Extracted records
----

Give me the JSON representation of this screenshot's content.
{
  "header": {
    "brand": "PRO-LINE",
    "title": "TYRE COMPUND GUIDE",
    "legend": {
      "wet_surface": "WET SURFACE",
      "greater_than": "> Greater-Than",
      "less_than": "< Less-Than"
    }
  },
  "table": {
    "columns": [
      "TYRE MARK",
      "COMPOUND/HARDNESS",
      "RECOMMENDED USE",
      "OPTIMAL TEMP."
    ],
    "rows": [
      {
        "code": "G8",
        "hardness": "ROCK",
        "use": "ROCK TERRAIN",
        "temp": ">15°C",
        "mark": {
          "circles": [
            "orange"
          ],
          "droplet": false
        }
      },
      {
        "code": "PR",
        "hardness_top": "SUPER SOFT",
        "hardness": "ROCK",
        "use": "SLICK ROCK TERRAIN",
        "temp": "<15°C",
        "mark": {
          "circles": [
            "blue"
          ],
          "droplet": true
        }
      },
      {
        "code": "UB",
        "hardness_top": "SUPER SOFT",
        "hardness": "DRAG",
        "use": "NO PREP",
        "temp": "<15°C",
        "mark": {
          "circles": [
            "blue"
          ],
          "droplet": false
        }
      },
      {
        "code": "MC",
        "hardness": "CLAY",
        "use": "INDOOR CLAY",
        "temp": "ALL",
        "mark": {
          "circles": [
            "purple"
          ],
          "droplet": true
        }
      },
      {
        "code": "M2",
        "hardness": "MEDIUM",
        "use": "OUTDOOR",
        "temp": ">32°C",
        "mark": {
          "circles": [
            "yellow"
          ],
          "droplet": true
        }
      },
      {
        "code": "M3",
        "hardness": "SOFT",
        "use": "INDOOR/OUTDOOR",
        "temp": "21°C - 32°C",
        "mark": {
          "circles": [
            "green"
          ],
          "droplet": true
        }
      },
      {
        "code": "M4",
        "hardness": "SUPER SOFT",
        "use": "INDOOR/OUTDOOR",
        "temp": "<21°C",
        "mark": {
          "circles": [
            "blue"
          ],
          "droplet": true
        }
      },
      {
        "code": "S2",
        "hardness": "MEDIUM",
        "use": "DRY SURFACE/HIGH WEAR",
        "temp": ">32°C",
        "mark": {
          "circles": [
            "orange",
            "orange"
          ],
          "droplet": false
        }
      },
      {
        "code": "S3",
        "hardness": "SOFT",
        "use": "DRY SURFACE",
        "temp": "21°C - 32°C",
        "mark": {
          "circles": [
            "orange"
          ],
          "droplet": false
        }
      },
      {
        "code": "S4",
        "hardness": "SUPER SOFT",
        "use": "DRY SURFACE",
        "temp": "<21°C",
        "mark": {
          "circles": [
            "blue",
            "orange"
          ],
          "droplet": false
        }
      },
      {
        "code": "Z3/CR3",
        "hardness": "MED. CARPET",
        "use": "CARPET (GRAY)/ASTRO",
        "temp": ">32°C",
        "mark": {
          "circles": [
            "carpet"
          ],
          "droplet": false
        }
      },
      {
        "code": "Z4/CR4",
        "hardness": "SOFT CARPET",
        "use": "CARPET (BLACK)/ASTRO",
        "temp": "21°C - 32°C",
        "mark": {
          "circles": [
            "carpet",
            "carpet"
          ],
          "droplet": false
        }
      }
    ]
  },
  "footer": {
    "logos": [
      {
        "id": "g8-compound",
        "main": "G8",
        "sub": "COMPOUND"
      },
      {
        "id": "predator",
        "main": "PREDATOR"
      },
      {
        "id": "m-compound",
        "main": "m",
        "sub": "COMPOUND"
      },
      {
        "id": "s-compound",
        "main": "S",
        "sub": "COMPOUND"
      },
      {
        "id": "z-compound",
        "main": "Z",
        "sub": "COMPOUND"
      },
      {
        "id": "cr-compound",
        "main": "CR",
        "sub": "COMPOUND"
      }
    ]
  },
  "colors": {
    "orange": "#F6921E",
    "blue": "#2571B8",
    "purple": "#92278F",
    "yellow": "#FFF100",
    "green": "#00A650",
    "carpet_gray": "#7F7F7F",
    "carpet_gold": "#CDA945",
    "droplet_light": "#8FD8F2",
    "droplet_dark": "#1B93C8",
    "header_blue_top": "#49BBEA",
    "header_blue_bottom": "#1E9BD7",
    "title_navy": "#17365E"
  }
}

----

**Your task:**
From the entries above, list each line with "Than" in it.

**Final answer:**
      "greater_than": "> Greater-Than",
      "less_than": "< Less-Than"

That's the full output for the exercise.